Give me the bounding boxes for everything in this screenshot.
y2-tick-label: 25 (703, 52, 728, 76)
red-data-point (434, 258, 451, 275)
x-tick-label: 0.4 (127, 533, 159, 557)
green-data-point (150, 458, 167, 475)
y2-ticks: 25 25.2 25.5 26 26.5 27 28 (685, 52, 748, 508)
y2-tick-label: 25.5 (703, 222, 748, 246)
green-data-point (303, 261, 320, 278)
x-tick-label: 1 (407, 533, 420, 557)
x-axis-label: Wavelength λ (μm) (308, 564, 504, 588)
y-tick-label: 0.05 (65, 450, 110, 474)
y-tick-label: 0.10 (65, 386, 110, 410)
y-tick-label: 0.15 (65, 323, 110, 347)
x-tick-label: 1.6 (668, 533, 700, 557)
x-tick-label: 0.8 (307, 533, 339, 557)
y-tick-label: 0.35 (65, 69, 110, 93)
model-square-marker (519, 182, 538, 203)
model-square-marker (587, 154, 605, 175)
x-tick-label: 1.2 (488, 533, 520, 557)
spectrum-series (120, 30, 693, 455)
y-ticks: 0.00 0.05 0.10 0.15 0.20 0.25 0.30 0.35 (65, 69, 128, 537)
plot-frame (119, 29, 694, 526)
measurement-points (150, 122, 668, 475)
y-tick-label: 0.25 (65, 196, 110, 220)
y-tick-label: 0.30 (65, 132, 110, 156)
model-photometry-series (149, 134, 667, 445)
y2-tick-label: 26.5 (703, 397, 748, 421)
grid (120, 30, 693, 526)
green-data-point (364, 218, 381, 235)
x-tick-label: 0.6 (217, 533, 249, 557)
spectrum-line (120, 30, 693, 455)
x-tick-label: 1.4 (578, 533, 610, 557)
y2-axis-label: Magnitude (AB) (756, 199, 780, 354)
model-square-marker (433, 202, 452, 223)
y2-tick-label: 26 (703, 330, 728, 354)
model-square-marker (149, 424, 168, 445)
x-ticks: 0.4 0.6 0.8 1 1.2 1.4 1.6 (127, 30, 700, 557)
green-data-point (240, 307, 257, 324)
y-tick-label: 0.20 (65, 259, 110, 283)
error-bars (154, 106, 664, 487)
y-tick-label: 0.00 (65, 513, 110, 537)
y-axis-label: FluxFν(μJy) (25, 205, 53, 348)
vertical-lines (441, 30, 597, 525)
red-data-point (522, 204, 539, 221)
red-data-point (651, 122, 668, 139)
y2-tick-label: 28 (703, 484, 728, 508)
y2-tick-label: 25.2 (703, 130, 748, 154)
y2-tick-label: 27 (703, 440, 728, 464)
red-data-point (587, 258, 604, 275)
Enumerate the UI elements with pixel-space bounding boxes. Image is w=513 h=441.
...
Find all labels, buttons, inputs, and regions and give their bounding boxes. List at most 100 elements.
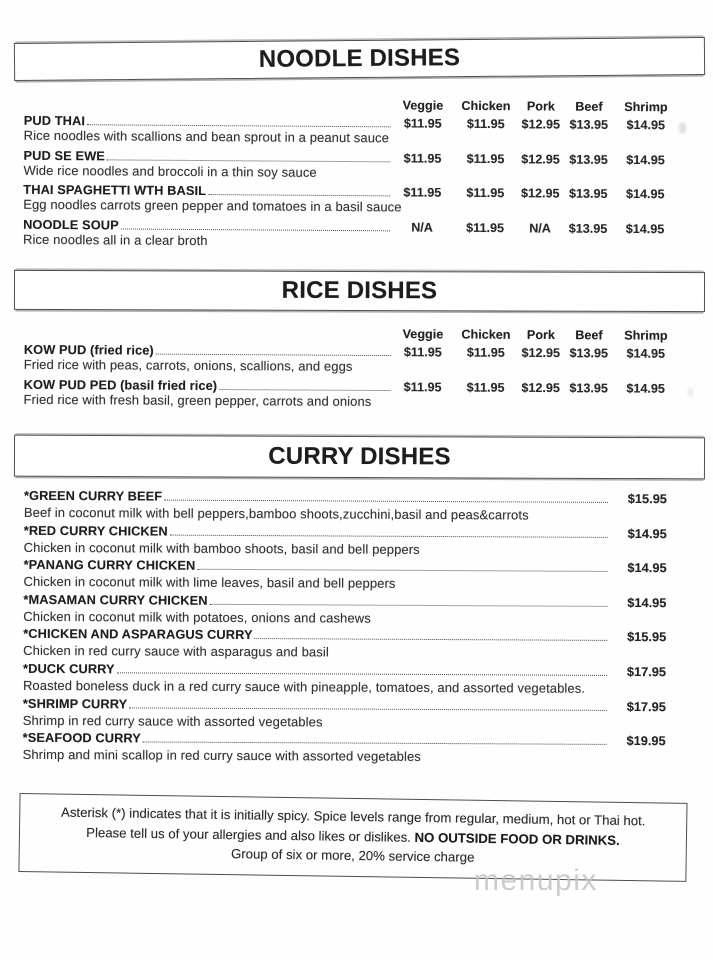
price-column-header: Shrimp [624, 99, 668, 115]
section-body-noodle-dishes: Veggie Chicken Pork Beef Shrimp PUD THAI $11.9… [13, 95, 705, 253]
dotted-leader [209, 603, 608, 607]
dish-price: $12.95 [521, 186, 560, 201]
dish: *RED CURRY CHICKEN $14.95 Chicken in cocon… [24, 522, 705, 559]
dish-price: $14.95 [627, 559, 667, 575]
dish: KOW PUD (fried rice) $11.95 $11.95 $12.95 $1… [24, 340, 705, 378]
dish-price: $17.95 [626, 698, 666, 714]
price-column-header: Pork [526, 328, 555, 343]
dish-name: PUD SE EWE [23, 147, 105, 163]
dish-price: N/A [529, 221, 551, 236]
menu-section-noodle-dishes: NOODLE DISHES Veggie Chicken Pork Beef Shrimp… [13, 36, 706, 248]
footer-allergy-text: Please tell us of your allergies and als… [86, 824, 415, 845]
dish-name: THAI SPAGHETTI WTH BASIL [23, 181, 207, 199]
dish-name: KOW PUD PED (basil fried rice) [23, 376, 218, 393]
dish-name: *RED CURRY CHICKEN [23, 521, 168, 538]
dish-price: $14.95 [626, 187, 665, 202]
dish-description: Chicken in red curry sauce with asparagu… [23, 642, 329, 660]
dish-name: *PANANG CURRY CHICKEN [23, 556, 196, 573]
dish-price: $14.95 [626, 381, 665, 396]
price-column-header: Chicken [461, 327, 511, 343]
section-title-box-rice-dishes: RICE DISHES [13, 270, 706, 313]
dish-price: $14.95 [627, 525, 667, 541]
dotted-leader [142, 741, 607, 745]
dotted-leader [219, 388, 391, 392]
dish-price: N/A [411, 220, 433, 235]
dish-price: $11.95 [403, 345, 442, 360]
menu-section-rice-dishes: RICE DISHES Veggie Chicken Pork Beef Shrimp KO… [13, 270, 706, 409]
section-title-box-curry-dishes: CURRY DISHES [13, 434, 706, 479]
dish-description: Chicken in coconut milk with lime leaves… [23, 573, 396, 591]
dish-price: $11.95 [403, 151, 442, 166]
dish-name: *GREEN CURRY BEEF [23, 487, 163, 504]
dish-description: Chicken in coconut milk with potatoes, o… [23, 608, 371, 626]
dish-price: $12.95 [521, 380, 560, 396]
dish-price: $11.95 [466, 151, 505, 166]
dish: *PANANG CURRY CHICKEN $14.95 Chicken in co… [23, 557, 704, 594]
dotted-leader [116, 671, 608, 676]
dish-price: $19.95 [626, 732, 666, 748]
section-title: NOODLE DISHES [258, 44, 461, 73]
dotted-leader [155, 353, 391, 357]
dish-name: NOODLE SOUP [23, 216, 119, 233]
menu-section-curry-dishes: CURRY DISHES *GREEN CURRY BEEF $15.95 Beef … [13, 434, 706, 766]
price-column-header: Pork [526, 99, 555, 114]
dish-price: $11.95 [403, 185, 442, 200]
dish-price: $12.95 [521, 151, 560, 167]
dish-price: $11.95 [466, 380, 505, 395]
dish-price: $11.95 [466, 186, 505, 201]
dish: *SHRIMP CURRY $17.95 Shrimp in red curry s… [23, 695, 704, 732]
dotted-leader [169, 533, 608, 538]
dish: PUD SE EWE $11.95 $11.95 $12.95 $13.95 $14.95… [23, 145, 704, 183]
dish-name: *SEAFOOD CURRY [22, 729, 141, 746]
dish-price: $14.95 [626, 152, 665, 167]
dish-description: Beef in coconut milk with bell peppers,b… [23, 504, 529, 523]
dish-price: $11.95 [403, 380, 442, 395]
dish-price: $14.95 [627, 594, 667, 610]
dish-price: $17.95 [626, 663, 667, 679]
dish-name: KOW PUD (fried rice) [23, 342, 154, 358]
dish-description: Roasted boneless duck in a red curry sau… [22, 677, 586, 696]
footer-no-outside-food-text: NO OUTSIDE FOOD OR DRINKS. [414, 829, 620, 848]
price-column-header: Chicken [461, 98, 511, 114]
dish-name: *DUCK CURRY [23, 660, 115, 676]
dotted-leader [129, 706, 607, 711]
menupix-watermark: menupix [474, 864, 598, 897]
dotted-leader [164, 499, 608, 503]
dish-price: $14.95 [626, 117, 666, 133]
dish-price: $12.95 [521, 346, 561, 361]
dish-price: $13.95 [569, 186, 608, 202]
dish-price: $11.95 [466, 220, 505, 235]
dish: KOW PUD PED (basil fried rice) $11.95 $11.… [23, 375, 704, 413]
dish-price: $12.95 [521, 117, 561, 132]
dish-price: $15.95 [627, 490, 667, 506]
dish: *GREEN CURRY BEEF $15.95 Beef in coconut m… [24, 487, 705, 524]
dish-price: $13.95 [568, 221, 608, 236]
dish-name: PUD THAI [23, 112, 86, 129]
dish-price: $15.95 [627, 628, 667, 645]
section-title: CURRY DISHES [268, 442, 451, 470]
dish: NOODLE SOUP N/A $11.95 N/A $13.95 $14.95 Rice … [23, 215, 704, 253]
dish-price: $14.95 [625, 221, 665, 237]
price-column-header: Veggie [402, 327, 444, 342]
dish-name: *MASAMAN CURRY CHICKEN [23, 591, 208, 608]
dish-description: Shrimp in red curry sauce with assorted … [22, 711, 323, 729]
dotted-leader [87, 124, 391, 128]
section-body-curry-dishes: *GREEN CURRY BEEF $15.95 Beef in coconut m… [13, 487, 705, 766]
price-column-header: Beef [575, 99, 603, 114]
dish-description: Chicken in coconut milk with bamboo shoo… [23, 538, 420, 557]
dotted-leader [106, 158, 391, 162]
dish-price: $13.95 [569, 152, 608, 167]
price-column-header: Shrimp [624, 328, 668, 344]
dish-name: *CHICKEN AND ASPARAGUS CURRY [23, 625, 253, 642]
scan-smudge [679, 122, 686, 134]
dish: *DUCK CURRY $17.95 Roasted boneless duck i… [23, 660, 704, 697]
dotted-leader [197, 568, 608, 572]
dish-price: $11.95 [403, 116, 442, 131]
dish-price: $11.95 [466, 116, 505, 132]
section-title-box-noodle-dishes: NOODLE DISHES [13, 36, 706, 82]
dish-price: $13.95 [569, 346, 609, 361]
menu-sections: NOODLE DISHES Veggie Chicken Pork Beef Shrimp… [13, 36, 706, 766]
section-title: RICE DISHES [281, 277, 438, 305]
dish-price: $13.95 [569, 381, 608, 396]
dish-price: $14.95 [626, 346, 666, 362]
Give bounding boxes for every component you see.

:: Direction ::
Rename "dish-price" to "item-price" in the lines starting at "price-column-header: Shrimp [624, 99, 668, 115]" and ending at "price-column-header: Pork [526, 328, 555, 343]", and give back only those lines with everything else left unchanged.

:: Result of this task ::
price-column-header: Shrimp [624, 99, 668, 115]
section-body-noodle-dishes: Veggie Chicken Pork Beef Shrimp PUD THAI $11.9… [13, 95, 705, 253]
dotted-leader [209, 603, 608, 607]
item-price: $12.95 [521, 186, 560, 201]
dish: *RED CURRY CHICKEN $14.95 Chicken in cocon… [24, 522, 705, 559]
item-price: $14.95 [627, 559, 667, 575]
dish: KOW PUD (fried rice) $11.95 $11.95 $12.95 $1… [24, 340, 705, 378]
item-price: $17.95 [626, 698, 666, 714]
price-column-header: Pork [526, 328, 555, 343]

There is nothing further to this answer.